>> start The input

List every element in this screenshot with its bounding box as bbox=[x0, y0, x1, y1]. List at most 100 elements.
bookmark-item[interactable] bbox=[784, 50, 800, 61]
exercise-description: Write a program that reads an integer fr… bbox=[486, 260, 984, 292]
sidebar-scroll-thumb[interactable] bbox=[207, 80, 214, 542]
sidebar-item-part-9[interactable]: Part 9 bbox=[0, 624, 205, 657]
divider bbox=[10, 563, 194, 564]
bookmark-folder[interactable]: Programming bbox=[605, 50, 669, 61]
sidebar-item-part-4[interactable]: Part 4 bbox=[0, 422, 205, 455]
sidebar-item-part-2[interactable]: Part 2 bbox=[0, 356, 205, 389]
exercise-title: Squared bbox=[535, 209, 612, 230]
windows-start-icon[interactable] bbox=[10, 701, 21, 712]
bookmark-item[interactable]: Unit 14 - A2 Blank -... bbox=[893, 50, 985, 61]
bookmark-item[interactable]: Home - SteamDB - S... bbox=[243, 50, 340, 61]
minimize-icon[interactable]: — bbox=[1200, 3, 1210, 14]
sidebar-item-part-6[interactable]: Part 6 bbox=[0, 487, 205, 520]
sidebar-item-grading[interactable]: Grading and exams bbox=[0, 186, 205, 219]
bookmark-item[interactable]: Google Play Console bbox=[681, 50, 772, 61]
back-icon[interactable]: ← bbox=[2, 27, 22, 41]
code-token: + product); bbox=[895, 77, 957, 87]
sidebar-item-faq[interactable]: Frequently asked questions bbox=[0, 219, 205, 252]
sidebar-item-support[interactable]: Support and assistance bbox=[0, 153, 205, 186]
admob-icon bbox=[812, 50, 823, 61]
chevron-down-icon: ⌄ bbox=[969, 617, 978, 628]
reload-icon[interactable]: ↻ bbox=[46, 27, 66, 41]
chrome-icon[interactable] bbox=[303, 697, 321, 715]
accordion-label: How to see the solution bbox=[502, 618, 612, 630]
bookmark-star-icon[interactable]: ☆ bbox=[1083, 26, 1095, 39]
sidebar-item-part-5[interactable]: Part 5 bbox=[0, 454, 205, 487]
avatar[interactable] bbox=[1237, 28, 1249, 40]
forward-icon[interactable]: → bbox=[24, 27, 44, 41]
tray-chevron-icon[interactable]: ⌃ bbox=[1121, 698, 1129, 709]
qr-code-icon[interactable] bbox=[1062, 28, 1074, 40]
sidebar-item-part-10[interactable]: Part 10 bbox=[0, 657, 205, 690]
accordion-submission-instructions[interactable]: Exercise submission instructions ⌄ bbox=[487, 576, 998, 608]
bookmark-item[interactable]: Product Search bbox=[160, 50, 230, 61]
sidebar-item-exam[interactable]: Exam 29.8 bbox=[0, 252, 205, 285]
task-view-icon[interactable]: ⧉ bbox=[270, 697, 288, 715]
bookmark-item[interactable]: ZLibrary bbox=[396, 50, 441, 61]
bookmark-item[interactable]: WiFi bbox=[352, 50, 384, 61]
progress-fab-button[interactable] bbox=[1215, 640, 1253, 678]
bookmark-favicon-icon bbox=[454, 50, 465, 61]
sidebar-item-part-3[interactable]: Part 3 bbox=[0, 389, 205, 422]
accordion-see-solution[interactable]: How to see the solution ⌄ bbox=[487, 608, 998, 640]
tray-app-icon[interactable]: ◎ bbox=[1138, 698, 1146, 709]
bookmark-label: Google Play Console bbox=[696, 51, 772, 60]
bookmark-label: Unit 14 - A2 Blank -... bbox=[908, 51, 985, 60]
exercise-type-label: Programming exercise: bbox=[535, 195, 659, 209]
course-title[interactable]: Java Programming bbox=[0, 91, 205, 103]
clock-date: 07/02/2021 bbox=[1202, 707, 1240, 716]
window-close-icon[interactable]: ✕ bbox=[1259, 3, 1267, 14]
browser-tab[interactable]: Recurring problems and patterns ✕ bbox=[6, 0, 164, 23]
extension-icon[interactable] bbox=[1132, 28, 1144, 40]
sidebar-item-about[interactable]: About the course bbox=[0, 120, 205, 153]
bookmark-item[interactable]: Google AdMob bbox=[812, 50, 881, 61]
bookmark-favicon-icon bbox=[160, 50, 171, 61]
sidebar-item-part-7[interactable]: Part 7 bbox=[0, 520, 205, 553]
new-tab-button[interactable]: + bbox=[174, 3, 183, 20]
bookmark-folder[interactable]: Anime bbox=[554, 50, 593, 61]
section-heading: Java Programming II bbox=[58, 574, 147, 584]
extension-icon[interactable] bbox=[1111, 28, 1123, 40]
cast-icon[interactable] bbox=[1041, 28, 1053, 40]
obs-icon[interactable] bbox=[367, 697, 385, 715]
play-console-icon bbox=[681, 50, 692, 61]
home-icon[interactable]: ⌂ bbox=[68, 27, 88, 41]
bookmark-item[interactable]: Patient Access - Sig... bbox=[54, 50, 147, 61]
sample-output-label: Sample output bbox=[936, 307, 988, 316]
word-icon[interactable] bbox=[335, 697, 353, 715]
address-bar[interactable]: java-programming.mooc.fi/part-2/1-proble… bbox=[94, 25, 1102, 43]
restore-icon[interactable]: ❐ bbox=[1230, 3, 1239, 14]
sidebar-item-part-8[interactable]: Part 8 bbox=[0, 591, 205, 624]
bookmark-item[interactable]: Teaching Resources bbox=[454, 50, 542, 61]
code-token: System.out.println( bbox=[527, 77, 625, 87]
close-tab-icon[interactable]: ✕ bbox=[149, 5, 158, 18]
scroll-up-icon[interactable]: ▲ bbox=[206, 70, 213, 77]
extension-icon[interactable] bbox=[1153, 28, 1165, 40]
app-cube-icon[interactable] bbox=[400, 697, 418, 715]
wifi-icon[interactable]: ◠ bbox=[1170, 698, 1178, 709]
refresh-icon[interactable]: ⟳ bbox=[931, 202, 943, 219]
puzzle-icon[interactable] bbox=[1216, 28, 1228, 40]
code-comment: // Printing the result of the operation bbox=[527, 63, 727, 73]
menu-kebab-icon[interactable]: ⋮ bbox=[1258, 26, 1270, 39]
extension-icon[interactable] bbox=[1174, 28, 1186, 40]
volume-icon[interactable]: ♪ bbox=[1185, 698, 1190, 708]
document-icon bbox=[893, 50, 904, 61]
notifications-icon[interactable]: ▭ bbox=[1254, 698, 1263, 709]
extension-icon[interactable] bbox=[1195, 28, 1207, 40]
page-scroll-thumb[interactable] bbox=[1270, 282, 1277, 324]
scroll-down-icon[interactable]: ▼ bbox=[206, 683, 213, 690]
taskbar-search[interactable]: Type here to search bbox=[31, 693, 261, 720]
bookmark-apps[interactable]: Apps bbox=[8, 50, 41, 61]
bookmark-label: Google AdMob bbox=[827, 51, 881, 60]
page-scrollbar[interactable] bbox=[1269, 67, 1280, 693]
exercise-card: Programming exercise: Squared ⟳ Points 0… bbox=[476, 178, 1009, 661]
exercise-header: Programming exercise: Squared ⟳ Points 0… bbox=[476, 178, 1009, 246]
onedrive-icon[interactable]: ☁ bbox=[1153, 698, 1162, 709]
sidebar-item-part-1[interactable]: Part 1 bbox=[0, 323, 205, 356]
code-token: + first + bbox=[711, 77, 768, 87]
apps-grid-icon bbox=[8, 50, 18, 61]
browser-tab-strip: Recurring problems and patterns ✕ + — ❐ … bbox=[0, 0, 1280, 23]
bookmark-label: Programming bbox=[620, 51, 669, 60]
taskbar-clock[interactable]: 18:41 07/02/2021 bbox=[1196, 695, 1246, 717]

>> end The input

◆ Required work ◆
Copy the rows above line for line, with no changes.

◆ Answer to this exercise ◆
List every element in this screenshot with its bounding box as bbox=[x0, y0, x1, y1]. List at most 100 elements.
bookmark-item[interactable] bbox=[784, 50, 800, 61]
exercise-description: Write a program that reads an integer fr… bbox=[486, 260, 984, 292]
sidebar-scroll-thumb[interactable] bbox=[207, 80, 214, 542]
sidebar-item-part-9[interactable]: Part 9 bbox=[0, 624, 205, 657]
divider bbox=[10, 563, 194, 564]
bookmark-folder[interactable]: Programming bbox=[605, 50, 669, 61]
sidebar-item-part-4[interactable]: Part 4 bbox=[0, 422, 205, 455]
sidebar-item-part-2[interactable]: Part 2 bbox=[0, 356, 205, 389]
exercise-title: Squared bbox=[535, 209, 612, 230]
windows-start-icon[interactable] bbox=[10, 701, 21, 712]
bookmark-item[interactable]: Unit 14 - A2 Blank -... bbox=[893, 50, 985, 61]
bookmark-item[interactable]: Home - SteamDB - S... bbox=[243, 50, 340, 61]
minimize-icon[interactable]: — bbox=[1200, 3, 1210, 14]
sidebar-item-part-6[interactable]: Part 6 bbox=[0, 487, 205, 520]
sidebar-item-grading[interactable]: Grading and exams bbox=[0, 186, 205, 219]
bookmark-item[interactable]: Google Play Console bbox=[681, 50, 772, 61]
back-icon[interactable]: ← bbox=[2, 27, 22, 41]
code-token: + product); bbox=[895, 77, 957, 87]
sidebar-item-faq[interactable]: Frequently asked questions bbox=[0, 219, 205, 252]
sidebar-item-support[interactable]: Support and assistance bbox=[0, 153, 205, 186]
admob-icon bbox=[812, 50, 823, 61]
chevron-down-icon: ⌄ bbox=[969, 617, 978, 628]
reload-icon[interactable]: ↻ bbox=[46, 27, 66, 41]
chrome-icon[interactable] bbox=[303, 697, 321, 715]
accordion-label: How to see the solution bbox=[502, 618, 612, 630]
bookmark-star-icon[interactable]: ☆ bbox=[1083, 26, 1095, 39]
sidebar-item-part-5[interactable]: Part 5 bbox=[0, 454, 205, 487]
avatar[interactable] bbox=[1237, 28, 1249, 40]
forward-icon[interactable]: → bbox=[24, 27, 44, 41]
tray-chevron-icon[interactable]: ⌃ bbox=[1121, 698, 1129, 709]
qr-code-icon[interactable] bbox=[1062, 28, 1074, 40]
sidebar-item-part-10[interactable]: Part 10 bbox=[0, 657, 205, 690]
accordion-submission-instructions[interactable]: Exercise submission instructions ⌄ bbox=[487, 576, 998, 608]
bookmark-item[interactable]: Product Search bbox=[160, 50, 230, 61]
sidebar-item-exam[interactable]: Exam 29.8 bbox=[0, 252, 205, 285]
task-view-icon[interactable]: ⧉ bbox=[270, 697, 288, 715]
bookmark-item[interactable]: ZLibrary bbox=[396, 50, 441, 61]
bookmark-item[interactable]: WiFi bbox=[352, 50, 384, 61]
progress-fab-button[interactable] bbox=[1215, 640, 1253, 678]
bookmark-favicon-icon bbox=[454, 50, 465, 61]
sidebar-item-part-3[interactable]: Part 3 bbox=[0, 389, 205, 422]
accordion-see-solution[interactable]: How to see the solution ⌄ bbox=[487, 608, 998, 640]
tray-app-icon[interactable]: ◎ bbox=[1138, 698, 1146, 709]
bookmark-label: Google Play Console bbox=[696, 51, 772, 60]
bookmark-label: Unit 14 - A2 Blank -... bbox=[908, 51, 985, 60]
exercise-type-label: Programming exercise: bbox=[535, 195, 659, 209]
course-title[interactable]: Java Programming bbox=[0, 91, 205, 103]
clock-date: 07/02/2021 bbox=[1202, 707, 1240, 716]
window-close-icon[interactable]: ✕ bbox=[1259, 3, 1267, 14]
browser-tab[interactable]: Recurring problems and patterns ✕ bbox=[6, 0, 164, 23]
extension-icon[interactable] bbox=[1132, 28, 1144, 40]
sidebar-item-about[interactable]: About the course bbox=[0, 120, 205, 153]
bookmark-item[interactable]: Google AdMob bbox=[812, 50, 881, 61]
bookmark-favicon-icon bbox=[160, 50, 171, 61]
sidebar-item-part-7[interactable]: Part 7 bbox=[0, 520, 205, 553]
new-tab-button[interactable]: + bbox=[174, 3, 183, 20]
bookmark-folder[interactable]: Anime bbox=[554, 50, 593, 61]
section-heading: Java Programming II bbox=[58, 574, 147, 584]
extension-icon[interactable] bbox=[1111, 28, 1123, 40]
cast-icon[interactable] bbox=[1041, 28, 1053, 40]
obs-icon[interactable] bbox=[367, 697, 385, 715]
play-console-icon bbox=[681, 50, 692, 61]
home-icon[interactable]: ⌂ bbox=[68, 27, 88, 41]
bookmark-item[interactable]: Patient Access - Sig... bbox=[54, 50, 147, 61]
sample-output-label: Sample output bbox=[936, 307, 988, 316]
word-icon[interactable] bbox=[335, 697, 353, 715]
address-bar[interactable]: java-programming.mooc.fi/part-2/1-proble… bbox=[94, 25, 1102, 43]
restore-icon[interactable]: ❐ bbox=[1230, 3, 1239, 14]
sidebar-item-part-8[interactable]: Part 8 bbox=[0, 591, 205, 624]
bookmark-item[interactable]: Teaching Resources bbox=[454, 50, 542, 61]
code-token: System.out.println( bbox=[527, 77, 625, 87]
close-tab-icon[interactable]: ✕ bbox=[149, 5, 158, 18]
scroll-up-icon[interactable]: ▲ bbox=[206, 70, 213, 77]
extension-icon[interactable] bbox=[1153, 28, 1165, 40]
app-cube-icon[interactable] bbox=[400, 697, 418, 715]
wifi-icon[interactable]: ◠ bbox=[1170, 698, 1178, 709]
refresh-icon[interactable]: ⟳ bbox=[931, 202, 943, 219]
puzzle-icon[interactable] bbox=[1216, 28, 1228, 40]
code-comment: // Printing the result of the operation bbox=[527, 63, 727, 73]
menu-kebab-icon[interactable]: ⋮ bbox=[1258, 26, 1270, 39]
extension-icon[interactable] bbox=[1174, 28, 1186, 40]
volume-icon[interactable]: ♪ bbox=[1185, 698, 1190, 708]
document-icon bbox=[893, 50, 904, 61]
notifications-icon[interactable]: ▭ bbox=[1254, 698, 1263, 709]
extension-icon[interactable] bbox=[1195, 28, 1207, 40]
page-scroll-thumb[interactable] bbox=[1270, 282, 1277, 324]
scroll-down-icon[interactable]: ▼ bbox=[206, 683, 213, 690]
taskbar-search[interactable]: Type here to search bbox=[31, 693, 261, 720]
bookmark-apps[interactable]: Apps bbox=[8, 50, 41, 61]
bookmark-label: Google AdMob bbox=[827, 51, 881, 60]
page-scrollbar[interactable] bbox=[1269, 67, 1280, 693]
exercise-card: Programming exercise: Squared ⟳ Points 0… bbox=[476, 178, 1009, 661]
exercise-header: Programming exercise: Squared ⟳ Points 0… bbox=[476, 178, 1009, 246]
onedrive-icon[interactable]: ☁ bbox=[1153, 698, 1162, 709]
sidebar-item-part-1[interactable]: Part 1 bbox=[0, 323, 205, 356]
code-token: + first + bbox=[711, 77, 768, 87]
apps-grid-icon bbox=[8, 50, 18, 61]
browser-tab-strip: Recurring problems and patterns ✕ + — ❐ … bbox=[0, 0, 1280, 23]
bookmark-label: Programming bbox=[620, 51, 669, 60]
taskbar-clock[interactable]: 18:41 07/02/2021 bbox=[1196, 695, 1246, 717]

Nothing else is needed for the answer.